▶ [Short task A]: In the passage on vehicle pose estimation, what advantage does [8] show for the inverse depth parametrization over regular depth? Answer in one to three sentences.
▶ [Short task B]: Please repeat part of the passage on vehicle pose estimation word for word: begin at the words that have "In [8] it is" and stop after "depth is used.".
▶ [Short task C]: Pick up the passage on vehicle pose estimation after its last sentence and continue writing it.

▶ [Provided text]:
The EKF-based estimation of the vehicle poses that Autoliv used before this work is described in [9]. Descriptions of a few versions of SAM can be found in [1] and [11], where [11] describes the application of SAM to a problem similar to the one in this work. The work in [1] is on the other hand more focused on fast execution when using SAM, using factorizations of the information matrix, and [4] describes how to further improve the execution time by using incremental updates of the factorized information matrix.

In [8] it is shown how the uncertainty in the distance (depth) to landmarks in images is more adequately represented by Gaussian noise when the distance parametrization used is the inverse depth than when regular depth is used.

The model improvements for vehicle pitch dynamics evaluated during this work, namely constant oﬀset, a second order model and inﬂuence from acceleration, are described in [2].

Extracted data entries
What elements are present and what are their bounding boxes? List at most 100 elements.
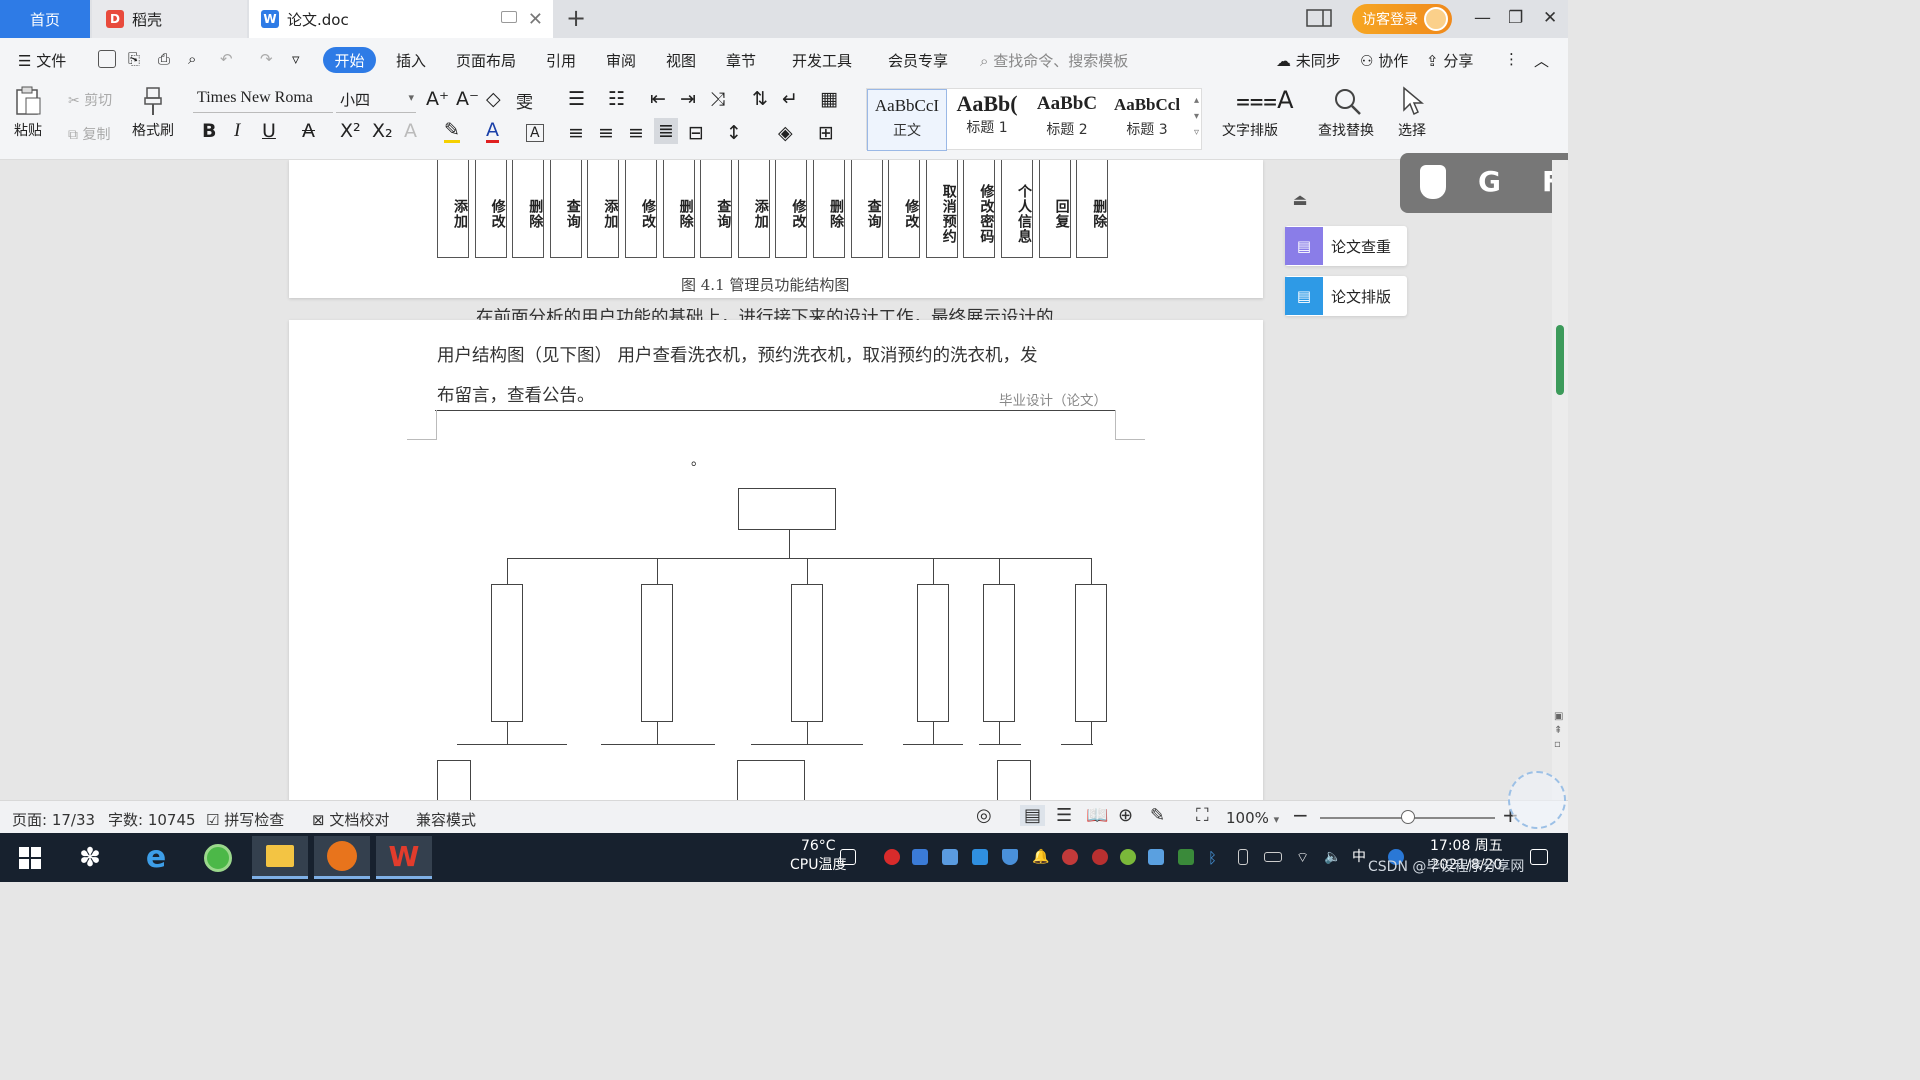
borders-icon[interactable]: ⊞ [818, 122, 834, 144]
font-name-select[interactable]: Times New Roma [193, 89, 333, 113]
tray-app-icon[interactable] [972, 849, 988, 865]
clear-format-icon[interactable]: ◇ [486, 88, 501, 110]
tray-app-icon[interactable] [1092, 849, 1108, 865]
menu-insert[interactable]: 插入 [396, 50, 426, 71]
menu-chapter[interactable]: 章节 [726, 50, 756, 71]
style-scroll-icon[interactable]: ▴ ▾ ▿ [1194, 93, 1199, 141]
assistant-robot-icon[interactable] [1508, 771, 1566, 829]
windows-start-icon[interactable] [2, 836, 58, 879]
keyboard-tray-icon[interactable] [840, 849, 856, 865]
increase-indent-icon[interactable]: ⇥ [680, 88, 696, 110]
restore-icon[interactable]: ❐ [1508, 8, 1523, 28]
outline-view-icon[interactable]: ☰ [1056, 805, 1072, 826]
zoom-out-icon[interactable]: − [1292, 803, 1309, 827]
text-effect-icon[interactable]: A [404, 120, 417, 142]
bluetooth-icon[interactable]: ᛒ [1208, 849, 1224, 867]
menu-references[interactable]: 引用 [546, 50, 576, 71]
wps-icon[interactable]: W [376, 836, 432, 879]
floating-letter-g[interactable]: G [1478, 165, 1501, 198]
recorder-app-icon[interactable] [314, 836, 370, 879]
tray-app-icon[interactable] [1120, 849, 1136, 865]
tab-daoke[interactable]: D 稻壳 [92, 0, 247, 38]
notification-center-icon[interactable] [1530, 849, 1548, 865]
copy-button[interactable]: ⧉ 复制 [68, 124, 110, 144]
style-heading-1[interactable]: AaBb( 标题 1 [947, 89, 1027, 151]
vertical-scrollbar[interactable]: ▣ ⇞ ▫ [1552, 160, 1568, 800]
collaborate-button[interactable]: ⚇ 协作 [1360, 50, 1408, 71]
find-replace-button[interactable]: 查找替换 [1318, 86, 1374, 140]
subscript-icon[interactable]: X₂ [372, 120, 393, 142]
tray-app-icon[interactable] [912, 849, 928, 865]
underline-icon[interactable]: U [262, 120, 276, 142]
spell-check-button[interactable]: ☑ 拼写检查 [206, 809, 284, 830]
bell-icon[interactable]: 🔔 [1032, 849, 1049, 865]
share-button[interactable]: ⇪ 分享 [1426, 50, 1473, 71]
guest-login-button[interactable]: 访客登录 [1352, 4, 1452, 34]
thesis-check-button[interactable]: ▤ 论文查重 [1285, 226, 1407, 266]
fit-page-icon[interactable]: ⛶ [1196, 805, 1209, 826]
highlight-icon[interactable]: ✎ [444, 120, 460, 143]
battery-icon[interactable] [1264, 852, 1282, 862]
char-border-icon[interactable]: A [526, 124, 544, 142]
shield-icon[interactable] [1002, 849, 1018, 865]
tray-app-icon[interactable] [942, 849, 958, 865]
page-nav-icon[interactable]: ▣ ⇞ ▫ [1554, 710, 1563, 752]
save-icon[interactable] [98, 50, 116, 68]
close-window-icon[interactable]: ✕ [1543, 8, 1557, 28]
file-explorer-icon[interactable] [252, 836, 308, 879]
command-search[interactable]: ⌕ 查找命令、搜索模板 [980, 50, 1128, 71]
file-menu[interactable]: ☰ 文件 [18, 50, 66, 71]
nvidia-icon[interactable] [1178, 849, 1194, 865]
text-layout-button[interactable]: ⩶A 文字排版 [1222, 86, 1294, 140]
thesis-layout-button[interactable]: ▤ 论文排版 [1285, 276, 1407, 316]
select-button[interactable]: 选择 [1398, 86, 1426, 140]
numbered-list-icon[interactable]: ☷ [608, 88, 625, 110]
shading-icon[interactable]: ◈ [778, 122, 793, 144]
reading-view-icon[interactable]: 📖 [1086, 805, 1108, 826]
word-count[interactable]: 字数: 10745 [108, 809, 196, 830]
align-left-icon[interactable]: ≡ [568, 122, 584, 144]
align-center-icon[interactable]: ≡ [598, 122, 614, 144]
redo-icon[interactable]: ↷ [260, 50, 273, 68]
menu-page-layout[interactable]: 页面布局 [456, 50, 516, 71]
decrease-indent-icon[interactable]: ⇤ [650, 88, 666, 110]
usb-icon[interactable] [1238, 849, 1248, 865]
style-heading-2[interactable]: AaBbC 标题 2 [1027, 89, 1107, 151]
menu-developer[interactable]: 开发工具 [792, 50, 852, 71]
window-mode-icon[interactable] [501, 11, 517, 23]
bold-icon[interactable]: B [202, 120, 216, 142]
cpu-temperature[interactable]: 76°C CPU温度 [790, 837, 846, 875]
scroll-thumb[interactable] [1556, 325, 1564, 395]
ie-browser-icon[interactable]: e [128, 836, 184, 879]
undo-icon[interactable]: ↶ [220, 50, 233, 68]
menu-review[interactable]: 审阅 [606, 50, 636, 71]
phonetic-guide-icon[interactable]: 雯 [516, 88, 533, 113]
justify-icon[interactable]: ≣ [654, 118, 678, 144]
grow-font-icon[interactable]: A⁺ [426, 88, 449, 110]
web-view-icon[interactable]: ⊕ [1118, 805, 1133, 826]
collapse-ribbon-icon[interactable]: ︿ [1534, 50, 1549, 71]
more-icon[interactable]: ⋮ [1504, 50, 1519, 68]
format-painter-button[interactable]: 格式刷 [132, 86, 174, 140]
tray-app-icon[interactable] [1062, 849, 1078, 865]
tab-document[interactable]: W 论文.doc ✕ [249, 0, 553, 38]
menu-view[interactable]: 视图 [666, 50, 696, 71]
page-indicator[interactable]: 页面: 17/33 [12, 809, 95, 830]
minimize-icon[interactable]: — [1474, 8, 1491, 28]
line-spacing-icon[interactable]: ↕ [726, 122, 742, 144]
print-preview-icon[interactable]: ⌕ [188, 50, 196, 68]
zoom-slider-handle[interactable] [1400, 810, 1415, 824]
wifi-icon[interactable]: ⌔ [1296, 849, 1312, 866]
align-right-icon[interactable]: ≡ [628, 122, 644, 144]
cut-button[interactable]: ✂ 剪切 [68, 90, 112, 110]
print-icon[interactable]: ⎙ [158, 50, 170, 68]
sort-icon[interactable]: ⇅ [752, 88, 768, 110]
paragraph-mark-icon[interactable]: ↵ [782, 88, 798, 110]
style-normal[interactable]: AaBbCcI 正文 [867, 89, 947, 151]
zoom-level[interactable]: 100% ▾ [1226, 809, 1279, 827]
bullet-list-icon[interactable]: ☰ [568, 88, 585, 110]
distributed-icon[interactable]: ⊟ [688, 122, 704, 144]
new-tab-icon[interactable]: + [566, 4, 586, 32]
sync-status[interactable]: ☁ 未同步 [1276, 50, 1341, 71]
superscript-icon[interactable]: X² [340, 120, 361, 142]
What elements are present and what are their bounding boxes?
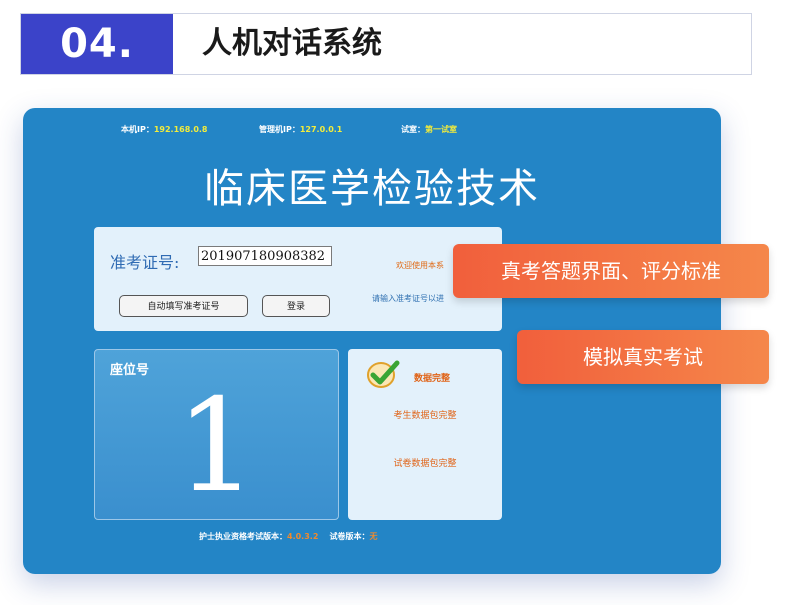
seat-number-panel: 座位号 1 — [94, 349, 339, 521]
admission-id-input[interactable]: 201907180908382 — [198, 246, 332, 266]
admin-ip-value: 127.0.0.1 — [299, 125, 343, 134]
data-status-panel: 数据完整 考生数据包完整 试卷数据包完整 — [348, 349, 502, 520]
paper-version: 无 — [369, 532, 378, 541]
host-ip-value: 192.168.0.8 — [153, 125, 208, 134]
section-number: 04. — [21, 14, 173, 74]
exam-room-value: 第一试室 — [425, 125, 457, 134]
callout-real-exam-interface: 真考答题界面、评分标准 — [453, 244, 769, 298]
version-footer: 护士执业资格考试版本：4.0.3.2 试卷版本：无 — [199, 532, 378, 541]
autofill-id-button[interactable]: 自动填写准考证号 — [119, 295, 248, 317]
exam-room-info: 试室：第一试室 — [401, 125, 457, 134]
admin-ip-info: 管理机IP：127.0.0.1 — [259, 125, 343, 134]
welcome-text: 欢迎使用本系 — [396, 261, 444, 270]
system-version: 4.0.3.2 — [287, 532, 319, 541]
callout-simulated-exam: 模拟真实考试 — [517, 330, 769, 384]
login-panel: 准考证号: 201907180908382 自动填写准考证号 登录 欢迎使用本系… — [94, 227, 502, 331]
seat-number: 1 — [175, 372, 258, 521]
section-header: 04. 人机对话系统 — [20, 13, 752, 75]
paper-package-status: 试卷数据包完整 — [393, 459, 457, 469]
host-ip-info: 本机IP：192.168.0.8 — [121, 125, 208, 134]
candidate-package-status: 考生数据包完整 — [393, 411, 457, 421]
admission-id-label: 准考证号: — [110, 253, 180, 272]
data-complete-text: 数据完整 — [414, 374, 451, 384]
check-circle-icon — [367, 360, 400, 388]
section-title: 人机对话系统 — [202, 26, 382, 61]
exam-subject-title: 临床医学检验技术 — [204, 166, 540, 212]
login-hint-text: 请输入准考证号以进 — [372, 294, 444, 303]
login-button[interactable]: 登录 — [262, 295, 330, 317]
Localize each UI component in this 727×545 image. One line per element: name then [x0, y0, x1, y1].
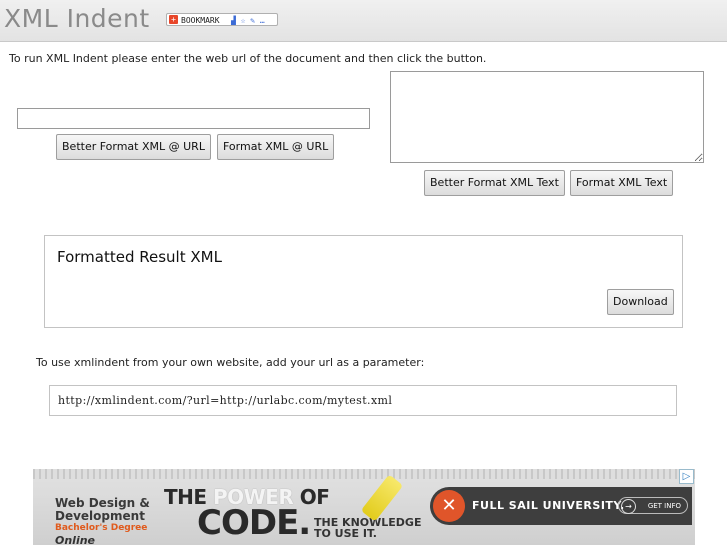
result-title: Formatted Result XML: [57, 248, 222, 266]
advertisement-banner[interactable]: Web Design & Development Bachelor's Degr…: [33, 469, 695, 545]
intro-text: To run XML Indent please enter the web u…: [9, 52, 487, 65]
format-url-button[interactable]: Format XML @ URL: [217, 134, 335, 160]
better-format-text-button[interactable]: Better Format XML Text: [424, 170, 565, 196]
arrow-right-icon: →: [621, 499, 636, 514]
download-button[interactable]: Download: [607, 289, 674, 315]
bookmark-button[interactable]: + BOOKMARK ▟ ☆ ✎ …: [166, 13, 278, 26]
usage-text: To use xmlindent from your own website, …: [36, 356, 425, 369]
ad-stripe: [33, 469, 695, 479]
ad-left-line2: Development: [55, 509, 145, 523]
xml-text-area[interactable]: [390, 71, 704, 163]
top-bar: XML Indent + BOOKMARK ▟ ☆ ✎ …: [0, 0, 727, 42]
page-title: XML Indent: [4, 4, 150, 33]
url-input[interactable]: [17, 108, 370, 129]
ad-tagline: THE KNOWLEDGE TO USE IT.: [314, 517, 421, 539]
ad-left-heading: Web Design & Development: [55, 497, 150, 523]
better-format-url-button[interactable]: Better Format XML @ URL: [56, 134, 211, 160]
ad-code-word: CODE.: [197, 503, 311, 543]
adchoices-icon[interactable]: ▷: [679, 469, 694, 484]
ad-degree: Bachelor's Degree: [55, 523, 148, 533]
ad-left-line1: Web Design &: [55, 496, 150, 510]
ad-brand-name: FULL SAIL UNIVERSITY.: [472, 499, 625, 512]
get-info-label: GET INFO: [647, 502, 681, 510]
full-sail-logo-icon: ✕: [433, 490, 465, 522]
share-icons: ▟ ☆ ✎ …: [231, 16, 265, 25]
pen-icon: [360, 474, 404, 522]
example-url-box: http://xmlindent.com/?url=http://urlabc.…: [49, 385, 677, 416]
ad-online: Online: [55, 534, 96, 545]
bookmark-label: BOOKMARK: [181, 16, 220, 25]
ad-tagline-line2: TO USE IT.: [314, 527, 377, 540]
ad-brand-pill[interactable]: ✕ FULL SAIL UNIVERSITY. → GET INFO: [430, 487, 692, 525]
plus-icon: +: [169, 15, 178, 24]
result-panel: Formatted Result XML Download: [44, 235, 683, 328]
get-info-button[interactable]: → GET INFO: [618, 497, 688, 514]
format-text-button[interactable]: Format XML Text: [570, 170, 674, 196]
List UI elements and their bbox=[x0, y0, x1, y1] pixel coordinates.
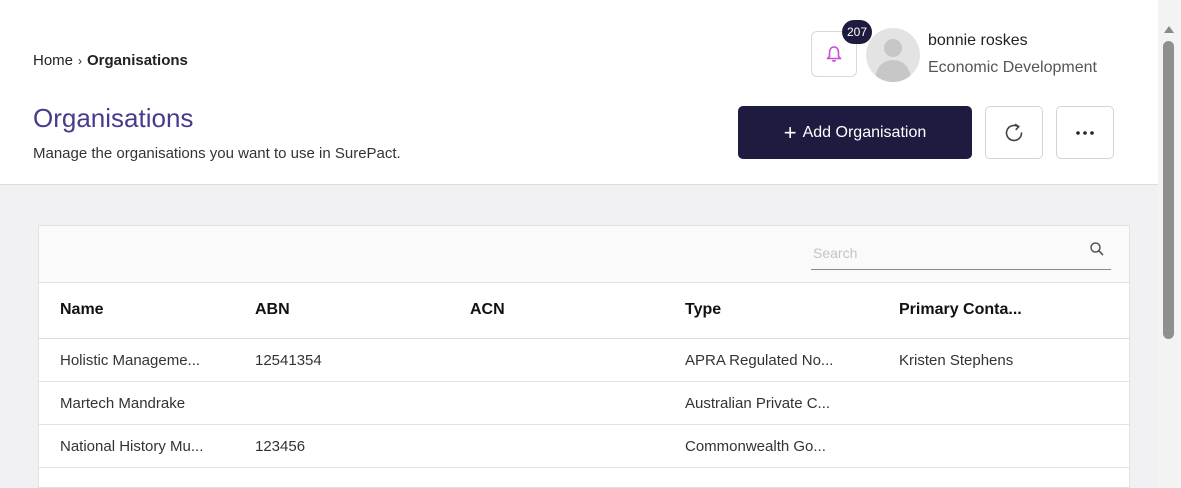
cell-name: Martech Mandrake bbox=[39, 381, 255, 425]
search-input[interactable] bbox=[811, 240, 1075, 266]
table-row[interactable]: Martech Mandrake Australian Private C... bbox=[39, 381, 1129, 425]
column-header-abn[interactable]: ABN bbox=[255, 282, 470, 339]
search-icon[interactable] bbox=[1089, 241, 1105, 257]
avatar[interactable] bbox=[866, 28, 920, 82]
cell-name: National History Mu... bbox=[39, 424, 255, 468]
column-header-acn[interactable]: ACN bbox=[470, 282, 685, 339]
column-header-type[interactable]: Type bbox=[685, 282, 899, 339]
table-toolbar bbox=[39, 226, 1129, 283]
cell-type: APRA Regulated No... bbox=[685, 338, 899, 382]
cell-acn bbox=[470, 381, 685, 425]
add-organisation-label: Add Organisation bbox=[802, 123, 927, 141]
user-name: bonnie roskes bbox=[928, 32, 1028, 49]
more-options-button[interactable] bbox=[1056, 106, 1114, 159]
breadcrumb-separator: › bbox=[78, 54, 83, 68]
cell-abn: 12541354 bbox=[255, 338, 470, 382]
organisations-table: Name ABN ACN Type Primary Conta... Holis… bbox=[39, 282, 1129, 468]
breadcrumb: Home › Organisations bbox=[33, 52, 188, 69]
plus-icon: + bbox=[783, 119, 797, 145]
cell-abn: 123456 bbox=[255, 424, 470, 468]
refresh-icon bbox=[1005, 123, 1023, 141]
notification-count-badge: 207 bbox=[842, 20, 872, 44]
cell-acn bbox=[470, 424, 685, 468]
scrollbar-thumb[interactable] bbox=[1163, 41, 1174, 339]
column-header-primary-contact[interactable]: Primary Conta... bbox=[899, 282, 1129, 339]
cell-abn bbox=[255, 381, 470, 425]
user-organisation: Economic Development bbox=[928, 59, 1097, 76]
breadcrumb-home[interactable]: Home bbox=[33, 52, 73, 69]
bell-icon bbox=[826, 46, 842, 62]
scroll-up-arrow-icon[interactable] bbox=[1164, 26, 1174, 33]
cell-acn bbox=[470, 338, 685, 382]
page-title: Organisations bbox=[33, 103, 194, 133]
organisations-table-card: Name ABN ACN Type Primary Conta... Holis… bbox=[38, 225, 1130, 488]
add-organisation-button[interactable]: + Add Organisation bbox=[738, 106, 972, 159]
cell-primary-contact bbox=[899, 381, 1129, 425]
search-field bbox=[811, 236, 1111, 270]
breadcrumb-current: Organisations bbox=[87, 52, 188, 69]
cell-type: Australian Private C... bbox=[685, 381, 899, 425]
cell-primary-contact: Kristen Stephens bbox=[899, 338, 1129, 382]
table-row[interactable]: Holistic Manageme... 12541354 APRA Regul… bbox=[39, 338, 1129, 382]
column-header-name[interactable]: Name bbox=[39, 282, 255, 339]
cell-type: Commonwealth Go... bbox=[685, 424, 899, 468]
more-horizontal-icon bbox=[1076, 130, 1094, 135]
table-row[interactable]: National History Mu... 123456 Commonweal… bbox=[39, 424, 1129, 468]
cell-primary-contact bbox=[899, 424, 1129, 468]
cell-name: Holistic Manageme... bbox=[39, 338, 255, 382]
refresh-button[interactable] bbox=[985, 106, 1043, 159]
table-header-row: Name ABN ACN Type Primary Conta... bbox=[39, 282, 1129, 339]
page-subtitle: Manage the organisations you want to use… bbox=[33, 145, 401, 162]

▶ [Task output A]: According to [8], the uncertainty in the distance (depth) to landmarks in images is more adequately represented by Gaussian noise when the inverse depth parametrization is used than when regular depth is used.

▶ [Task output B]:
In [8] it is shown how the uncertainty in the distance (depth) to landmarks in images is more adequately represented by Gaussian noise when the distance parametrization used is the inverse depth than when regular depth is used.

▶ [Task output C]:
Bundle adjustment (which is a computer vision term corresponding to what is here referred to as SAM) is compared to filtering in [12]. The authors evaluate bundle adjustment and filtering in terms of computational cost for decreasing the robot pose estimate covariance, and found that filtering based methods only might be the better choice when the available processing resources are small; they conclude that bundle adjustment is superior in all other cases. Bundle adjustment is still rather costly, and the authors of [10] state that this is because of the choice of a single privileged coordinate frame; a choice which they avoid by taking a relative approach to bundle adjustment. This approach uses some of the poses as references, and for each other pose or landmark there is one reference pose which it is related to.

In the solution developed during this work feature detection is performed us-ing the Harris corner detector described in [3], and for feature description image patches are used. For association of features in new images normalized cross-correlation (NCC), see for example [7], between feature patches and the new im-ages is used. A problem with using image patches as feature descriptors is that they are not invariant to changes in scale and rotation, and [9] suggests using the so-called Scale-invariant feature transform (SIFT) described in [6], instead of the Harris detector and NCC of image patches. The SIFT algorithm detects and de-scribes features in images and two of its advantages is that it is invariant to scale and orientation of the features.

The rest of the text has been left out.